> **Requirements**:
1 - Answer these questions using the pattern-matching article:
(a) How many comparisons per second were measured for 20-character strings that match at the beginning?
(b) How many characters long were the two strings tested at every percentage the procedure could return?
(c) Which memory model is the SIMIL routine written for?
2 - Reproduce the pattern-matching article from "Figure 2: Average" to "about case sensitivity.".
3 - Write the next part of the pattern-matching article, picking up after its final line.

> **Text section**:
Strings that match at the beginning can exit quickly and those that match in the middle divide their search problem in half. (455 comparisons/second for 20-character strings.) Strings that match at the end model those that are totally unalike since nearly the entire strings are searched before the matching substring is located. (270 comparisons/second.)
Next, two 12-character strings were analyzed for every percentage that the procedure could return. At each percentage, a wide variety of combinations of substring matches were tried. These varieties included matches at the beginning, in the middle, and at the end, and those spread differently throughout the two strings. Figure 2, page 51, displays the average time for these tests at each percentage.
Figure 1: Effects of timing during different compare types
Final Thoughts
Implementing this algorithm in your application can dramatically improve your software, but it does require some judgment based on the environment. The first step in interpreting the ambiguous data should be by compiling a list of the most likely alternatives. Your program's action after this should be based on both how strong and how closely grouped the candidates are. For example, if the best match found is only a 50-percent match but all the other candidates are under 20-percent, the 50-percent match is quite likely the users' original intent. However, if there are six 90-percent matches or better, it would be best to provide the user with these matches in order of similarity, along with a convenient and rapid method of confirmation, such as a pop-up menu.
We hope this article has sparked some interest in the programming community, and we'd appreciate hearing about your applications of the algorithm. Adding pattern recognition to software has tremendous potential for improving all our lived programmers and users alike. We might finally make "user-friendly" something more than a marketing cliche.
Figure 2: Average timing for every percentage of a 12- to 12-character string match
Pattern Matching by Gestalt
by John W. Ratcliff
Listng One: Gestalt. article July 1988 issue
TITLE SIMIL.ASM written by John W. Ratcliff and David E. Metzener
; November 10, 1987
; Uses the Ratcliff/Obershelp pattern recognition algorithm.
; This program provides a new function to C on an 8086 based machine.
; The function SIMIL returns a percentage value corresponding to how
; alike any two strings are. Be certain to upper case to two strings
; passed if you are not concerned about case sensitivity.
; NOTE:!!! This routine is for SMALL model only. As an exerciese for
; the student, feel free to convert it to LARGE.

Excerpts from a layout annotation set

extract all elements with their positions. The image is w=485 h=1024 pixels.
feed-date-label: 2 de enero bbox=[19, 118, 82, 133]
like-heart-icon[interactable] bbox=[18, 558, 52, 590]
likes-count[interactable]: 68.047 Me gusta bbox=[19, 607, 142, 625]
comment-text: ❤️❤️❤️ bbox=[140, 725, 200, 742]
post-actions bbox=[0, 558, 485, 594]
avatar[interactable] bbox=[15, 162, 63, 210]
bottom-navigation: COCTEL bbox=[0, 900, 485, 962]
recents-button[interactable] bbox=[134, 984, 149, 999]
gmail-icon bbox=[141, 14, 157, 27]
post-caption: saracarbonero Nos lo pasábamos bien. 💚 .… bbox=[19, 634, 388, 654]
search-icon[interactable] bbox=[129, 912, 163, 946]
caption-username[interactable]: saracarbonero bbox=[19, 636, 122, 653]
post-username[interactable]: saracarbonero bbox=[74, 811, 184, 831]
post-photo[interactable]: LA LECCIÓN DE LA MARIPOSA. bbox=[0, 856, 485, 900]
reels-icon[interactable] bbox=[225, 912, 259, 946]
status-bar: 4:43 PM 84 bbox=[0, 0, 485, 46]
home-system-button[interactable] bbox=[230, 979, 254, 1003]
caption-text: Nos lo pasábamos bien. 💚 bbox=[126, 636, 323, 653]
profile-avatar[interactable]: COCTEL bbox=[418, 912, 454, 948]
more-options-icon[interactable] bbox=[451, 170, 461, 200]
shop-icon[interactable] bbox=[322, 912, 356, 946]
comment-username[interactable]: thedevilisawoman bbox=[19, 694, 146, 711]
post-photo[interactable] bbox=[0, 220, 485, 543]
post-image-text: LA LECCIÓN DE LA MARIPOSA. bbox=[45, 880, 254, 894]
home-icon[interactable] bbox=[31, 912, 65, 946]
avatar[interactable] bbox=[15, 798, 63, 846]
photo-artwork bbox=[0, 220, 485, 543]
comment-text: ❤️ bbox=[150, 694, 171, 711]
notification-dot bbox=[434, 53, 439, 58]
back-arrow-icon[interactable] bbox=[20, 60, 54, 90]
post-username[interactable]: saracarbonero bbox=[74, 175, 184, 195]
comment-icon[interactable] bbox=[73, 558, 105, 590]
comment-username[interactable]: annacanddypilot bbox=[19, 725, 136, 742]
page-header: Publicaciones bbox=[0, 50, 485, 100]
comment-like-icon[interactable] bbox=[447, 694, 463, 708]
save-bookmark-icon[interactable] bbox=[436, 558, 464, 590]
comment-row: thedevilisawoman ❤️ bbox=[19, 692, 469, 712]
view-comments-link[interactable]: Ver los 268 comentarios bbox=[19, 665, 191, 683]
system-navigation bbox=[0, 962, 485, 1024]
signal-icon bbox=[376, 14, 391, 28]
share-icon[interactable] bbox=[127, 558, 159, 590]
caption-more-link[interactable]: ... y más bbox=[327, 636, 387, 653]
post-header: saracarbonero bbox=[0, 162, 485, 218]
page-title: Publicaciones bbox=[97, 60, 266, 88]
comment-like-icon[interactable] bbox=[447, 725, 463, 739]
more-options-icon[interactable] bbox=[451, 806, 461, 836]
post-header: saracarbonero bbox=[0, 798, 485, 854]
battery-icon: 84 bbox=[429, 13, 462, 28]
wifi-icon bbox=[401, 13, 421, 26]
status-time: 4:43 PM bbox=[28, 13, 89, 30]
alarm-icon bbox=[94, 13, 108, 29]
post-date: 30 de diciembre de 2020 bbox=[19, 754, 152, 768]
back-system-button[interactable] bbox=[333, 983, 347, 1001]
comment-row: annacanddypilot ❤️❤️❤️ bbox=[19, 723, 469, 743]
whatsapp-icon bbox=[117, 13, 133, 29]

> **Answers for the exercise**:
1 -
(a) 455 comparisons per second
(b) 12 characters
(c) The SMALL model

2 -
Figure 2: Average timing for every percentage of a 12- to 12-character string match
Pattern Matching by Gestalt
by John W. Ratcliff
Listng One: Gestalt. article July 1988 issue
TITLE SIMIL.ASM written by John W. Ratcliff and David E. Metzener
; November 10, 1987
; Uses the Ratcliff/Obershelp pattern recognition algorithm.
; This program provides a new function to C on an 8086 based machine.
; The function SIMIL returns a percentage value corresponding to how
; alike any two strings are. Be certain to upper case to two strings
; passed if you are not concerned about case sensitivity.

3 -
_TEXT SEGMENT BYTE PUBLIC 'CODE'
_TEXT ENDS
CONST SEGMENT WORD PUBLIC 'CONST'
CONST ENDS
_BSS SEGMENT WORD PUBLIC 'BSS'
_BSS ENDS
_DATA SEGMENT WORD PUBLIC 'DATA'
_DATA ENDS
DGROUP GROUP CONST, _BSS, _DATA
ASSUME CS: _TEXT, DS: DGROUP, SS: DGROUP, ES: DGROUP
_DATA SEGMENT
ststr1l dw 25 dup(?) ; contains lefts for string 1
ststr1r dw 25 dup(?) ; contains rights for string 1
ststr2l dw 25 dup(?) ; contains lefts for string 2
ststr2r dw 25 dup(?) ; contains rights for string 2
stcknum dw ? ; number of elements on the stack
score dw ? ; the #of chars in common times 2
total dw ? ; total #of chars in string 1 and 2
cl1 dw ? ; left of string 1 found in common
cr1 dw ? ; right of string 1 found in common
cl2 dw ? ; left of string 2 found in common
cr2 dw ? ; right of string 2 found in common
s2ed dw ? ; the end of string 2 used in compare
_DATA ENDS
public _simil
_TEXT SEGMENT
_simil proc near
; This routine expects pointers passed to two character strings, null
; terminated, that you wish compared. It returns a percentage value
; from 0 to 100% corresponding to how alike the two strings are.
; +4 +6
; usage: simil(char *str1,char *str2)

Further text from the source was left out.